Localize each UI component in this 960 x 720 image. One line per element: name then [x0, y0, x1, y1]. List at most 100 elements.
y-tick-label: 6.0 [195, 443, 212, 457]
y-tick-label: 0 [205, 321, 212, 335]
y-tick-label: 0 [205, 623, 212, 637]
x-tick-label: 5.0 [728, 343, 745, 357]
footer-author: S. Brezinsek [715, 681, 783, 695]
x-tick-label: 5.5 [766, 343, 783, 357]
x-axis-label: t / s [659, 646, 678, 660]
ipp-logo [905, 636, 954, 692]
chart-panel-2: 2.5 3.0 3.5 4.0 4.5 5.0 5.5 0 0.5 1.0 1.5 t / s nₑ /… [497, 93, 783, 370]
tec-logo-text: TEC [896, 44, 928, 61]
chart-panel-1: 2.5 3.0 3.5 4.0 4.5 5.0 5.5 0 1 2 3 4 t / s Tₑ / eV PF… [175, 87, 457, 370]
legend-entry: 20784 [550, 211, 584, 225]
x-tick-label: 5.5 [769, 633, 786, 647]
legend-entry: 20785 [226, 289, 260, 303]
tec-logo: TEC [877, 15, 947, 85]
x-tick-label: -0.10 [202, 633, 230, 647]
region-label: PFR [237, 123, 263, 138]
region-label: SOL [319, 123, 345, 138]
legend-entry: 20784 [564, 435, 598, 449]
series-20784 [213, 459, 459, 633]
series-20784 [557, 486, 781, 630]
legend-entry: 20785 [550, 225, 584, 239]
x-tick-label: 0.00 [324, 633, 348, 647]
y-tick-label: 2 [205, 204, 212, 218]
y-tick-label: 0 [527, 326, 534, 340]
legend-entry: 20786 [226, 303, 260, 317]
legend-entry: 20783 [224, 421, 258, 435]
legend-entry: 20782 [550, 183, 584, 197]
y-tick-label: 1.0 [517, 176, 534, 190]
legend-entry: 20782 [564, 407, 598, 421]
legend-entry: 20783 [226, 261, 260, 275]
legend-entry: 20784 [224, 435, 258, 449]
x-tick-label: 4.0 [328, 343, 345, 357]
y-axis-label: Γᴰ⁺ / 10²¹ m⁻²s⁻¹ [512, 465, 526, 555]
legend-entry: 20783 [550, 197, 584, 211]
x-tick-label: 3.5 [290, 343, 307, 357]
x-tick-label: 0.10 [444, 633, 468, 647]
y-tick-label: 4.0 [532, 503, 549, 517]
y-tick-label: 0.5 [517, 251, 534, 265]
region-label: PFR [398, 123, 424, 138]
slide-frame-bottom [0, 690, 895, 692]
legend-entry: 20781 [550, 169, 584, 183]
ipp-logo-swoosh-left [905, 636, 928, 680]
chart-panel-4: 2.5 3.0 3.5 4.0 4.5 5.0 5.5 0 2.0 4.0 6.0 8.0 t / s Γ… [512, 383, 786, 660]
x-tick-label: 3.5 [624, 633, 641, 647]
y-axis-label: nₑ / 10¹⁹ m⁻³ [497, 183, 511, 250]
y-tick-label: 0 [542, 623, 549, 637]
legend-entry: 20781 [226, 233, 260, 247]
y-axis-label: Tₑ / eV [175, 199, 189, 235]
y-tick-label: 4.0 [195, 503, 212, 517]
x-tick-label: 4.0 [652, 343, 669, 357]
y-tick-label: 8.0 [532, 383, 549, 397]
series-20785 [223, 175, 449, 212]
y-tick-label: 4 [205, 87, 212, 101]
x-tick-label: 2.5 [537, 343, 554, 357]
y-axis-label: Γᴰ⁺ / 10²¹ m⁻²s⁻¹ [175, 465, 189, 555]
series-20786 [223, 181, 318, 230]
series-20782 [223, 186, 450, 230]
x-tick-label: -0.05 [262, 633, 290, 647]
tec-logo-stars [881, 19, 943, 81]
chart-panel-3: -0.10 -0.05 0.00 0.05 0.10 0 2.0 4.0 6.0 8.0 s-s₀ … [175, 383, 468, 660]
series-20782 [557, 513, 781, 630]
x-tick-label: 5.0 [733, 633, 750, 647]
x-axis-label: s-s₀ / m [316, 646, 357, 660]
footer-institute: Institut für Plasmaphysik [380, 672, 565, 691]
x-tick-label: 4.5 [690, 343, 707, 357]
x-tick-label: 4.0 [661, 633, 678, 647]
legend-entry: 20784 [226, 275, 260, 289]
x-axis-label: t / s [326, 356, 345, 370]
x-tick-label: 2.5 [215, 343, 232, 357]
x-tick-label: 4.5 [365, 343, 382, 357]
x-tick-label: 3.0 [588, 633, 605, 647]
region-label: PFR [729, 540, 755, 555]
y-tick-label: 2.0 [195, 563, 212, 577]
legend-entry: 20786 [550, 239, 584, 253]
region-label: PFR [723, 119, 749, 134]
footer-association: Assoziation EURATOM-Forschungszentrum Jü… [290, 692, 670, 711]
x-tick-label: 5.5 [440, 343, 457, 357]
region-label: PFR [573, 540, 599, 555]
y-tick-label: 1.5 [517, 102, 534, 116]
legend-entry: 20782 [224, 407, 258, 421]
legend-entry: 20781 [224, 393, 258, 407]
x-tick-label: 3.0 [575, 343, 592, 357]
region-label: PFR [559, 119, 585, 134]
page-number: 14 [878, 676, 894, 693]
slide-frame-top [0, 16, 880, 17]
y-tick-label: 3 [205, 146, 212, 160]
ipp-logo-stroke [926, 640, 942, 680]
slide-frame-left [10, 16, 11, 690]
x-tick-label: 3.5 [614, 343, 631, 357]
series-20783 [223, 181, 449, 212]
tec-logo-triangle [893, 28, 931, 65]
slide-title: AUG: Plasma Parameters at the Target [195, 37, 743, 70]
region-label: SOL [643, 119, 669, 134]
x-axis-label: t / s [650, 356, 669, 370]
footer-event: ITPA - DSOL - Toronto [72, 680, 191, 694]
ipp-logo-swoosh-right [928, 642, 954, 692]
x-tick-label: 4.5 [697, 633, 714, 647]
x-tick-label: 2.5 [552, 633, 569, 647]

****

Exercise goal
Copy all of the material above line for line, changing nothing.

Output for this task
Localize each UI component in this 960 x 720 image. One line per element: name then [x0, y0, x1, y1]. List at most 100 elements.
y-tick-label: 6.0 [195, 443, 212, 457]
y-tick-label: 0 [205, 321, 212, 335]
y-tick-label: 0 [205, 623, 212, 637]
x-tick-label: 5.0 [728, 343, 745, 357]
footer-author: S. Brezinsek [715, 681, 783, 695]
x-tick-label: 5.5 [766, 343, 783, 357]
x-axis-label: t / s [659, 646, 678, 660]
ipp-logo [905, 636, 954, 692]
chart-panel-2: 2.5 3.0 3.5 4.0 4.5 5.0 5.5 0 0.5 1.0 1.5 t / s nₑ /… [497, 93, 783, 370]
tec-logo-text: TEC [896, 44, 928, 61]
chart-panel-1: 2.5 3.0 3.5 4.0 4.5 5.0 5.5 0 1 2 3 4 t / s Tₑ / eV PF… [175, 87, 457, 370]
legend-entry: 20784 [550, 211, 584, 225]
x-tick-label: 5.5 [769, 633, 786, 647]
legend-entry: 20785 [226, 289, 260, 303]
tec-logo: TEC [877, 15, 947, 85]
x-tick-label: -0.10 [202, 633, 230, 647]
region-label: PFR [237, 123, 263, 138]
region-label: SOL [319, 123, 345, 138]
legend-entry: 20784 [564, 435, 598, 449]
series-20784 [213, 459, 459, 633]
series-20784 [557, 486, 781, 630]
legend-entry: 20785 [550, 225, 584, 239]
x-tick-label: 0.00 [324, 633, 348, 647]
y-tick-label: 2 [205, 204, 212, 218]
y-tick-label: 0 [527, 326, 534, 340]
legend-entry: 20786 [226, 303, 260, 317]
legend-entry: 20783 [224, 421, 258, 435]
legend-entry: 20782 [550, 183, 584, 197]
y-tick-label: 1.0 [517, 176, 534, 190]
legend-entry: 20782 [564, 407, 598, 421]
legend-entry: 20783 [226, 261, 260, 275]
legend-entry: 20784 [224, 435, 258, 449]
x-tick-label: 4.0 [328, 343, 345, 357]
y-axis-label: Γᴰ⁺ / 10²¹ m⁻²s⁻¹ [512, 465, 526, 555]
legend-entry: 20783 [550, 197, 584, 211]
x-tick-label: 3.5 [290, 343, 307, 357]
x-tick-label: 0.10 [444, 633, 468, 647]
y-tick-label: 4.0 [532, 503, 549, 517]
y-tick-label: 0.5 [517, 251, 534, 265]
region-label: PFR [398, 123, 424, 138]
slide-frame-bottom [0, 690, 895, 692]
legend-entry: 20781 [550, 169, 584, 183]
ipp-logo-swoosh-left [905, 636, 928, 680]
chart-panel-4: 2.5 3.0 3.5 4.0 4.5 5.0 5.5 0 2.0 4.0 6.0 8.0 t / s Γ… [512, 383, 786, 660]
x-tick-label: 3.5 [624, 633, 641, 647]
y-axis-label: nₑ / 10¹⁹ m⁻³ [497, 183, 511, 250]
y-tick-label: 0 [542, 623, 549, 637]
legend-entry: 20781 [226, 233, 260, 247]
y-axis-label: Tₑ / eV [175, 199, 189, 235]
y-tick-label: 4.0 [195, 503, 212, 517]
x-tick-label: 4.0 [652, 343, 669, 357]
y-tick-label: 8.0 [532, 383, 549, 397]
series-20785 [223, 175, 449, 212]
y-tick-label: 4 [205, 87, 212, 101]
x-tick-label: 2.5 [537, 343, 554, 357]
y-axis-label: Γᴰ⁺ / 10²¹ m⁻²s⁻¹ [175, 465, 189, 555]
series-20786 [223, 181, 318, 230]
series-20782 [223, 186, 450, 230]
x-tick-label: -0.05 [262, 633, 290, 647]
tec-logo-stars [881, 19, 943, 81]
chart-panel-3: -0.10 -0.05 0.00 0.05 0.10 0 2.0 4.0 6.0 8.0 s-s₀ … [175, 383, 468, 660]
series-20782 [557, 513, 781, 630]
x-tick-label: 5.0 [733, 633, 750, 647]
x-axis-label: s-s₀ / m [316, 646, 357, 660]
footer-institute: Institut für Plasmaphysik [380, 672, 565, 691]
x-tick-label: 4.5 [690, 343, 707, 357]
x-tick-label: 4.0 [661, 633, 678, 647]
legend-entry: 20784 [226, 275, 260, 289]
x-axis-label: t / s [326, 356, 345, 370]
x-tick-label: 2.5 [215, 343, 232, 357]
x-tick-label: 4.5 [365, 343, 382, 357]
x-tick-label: 3.0 [588, 633, 605, 647]
region-label: PFR [729, 540, 755, 555]
y-tick-label: 2.0 [195, 563, 212, 577]
legend-entry: 20786 [550, 239, 584, 253]
region-label: PFR [723, 119, 749, 134]
footer-association: Assoziation EURATOM-Forschungszentrum Jü… [290, 692, 670, 711]
x-tick-label: 5.5 [440, 343, 457, 357]
region-label: PFR [573, 540, 599, 555]
y-tick-label: 1.5 [517, 102, 534, 116]
legend-entry: 20782 [224, 407, 258, 421]
legend-entry: 20781 [224, 393, 258, 407]
x-tick-label: 3.0 [575, 343, 592, 357]
region-label: PFR [559, 119, 585, 134]
page-number: 14 [878, 676, 894, 693]
slide-frame-top [0, 16, 880, 17]
y-tick-label: 3 [205, 146, 212, 160]
ipp-logo-stroke [926, 640, 942, 680]
slide-frame-left [10, 16, 11, 690]
x-tick-label: 3.5 [614, 343, 631, 357]
series-20783 [223, 181, 449, 212]
tec-logo-triangle [893, 28, 931, 65]
slide-title: AUG: Plasma Parameters at the Target [195, 37, 743, 70]
region-label: SOL [643, 119, 669, 134]
x-axis-label: t / s [650, 356, 669, 370]
footer-event: ITPA - DSOL - Toronto [72, 680, 191, 694]
ipp-logo-swoosh-right [928, 642, 954, 692]
x-tick-label: 4.5 [697, 633, 714, 647]
x-tick-label: 2.5 [552, 633, 569, 647]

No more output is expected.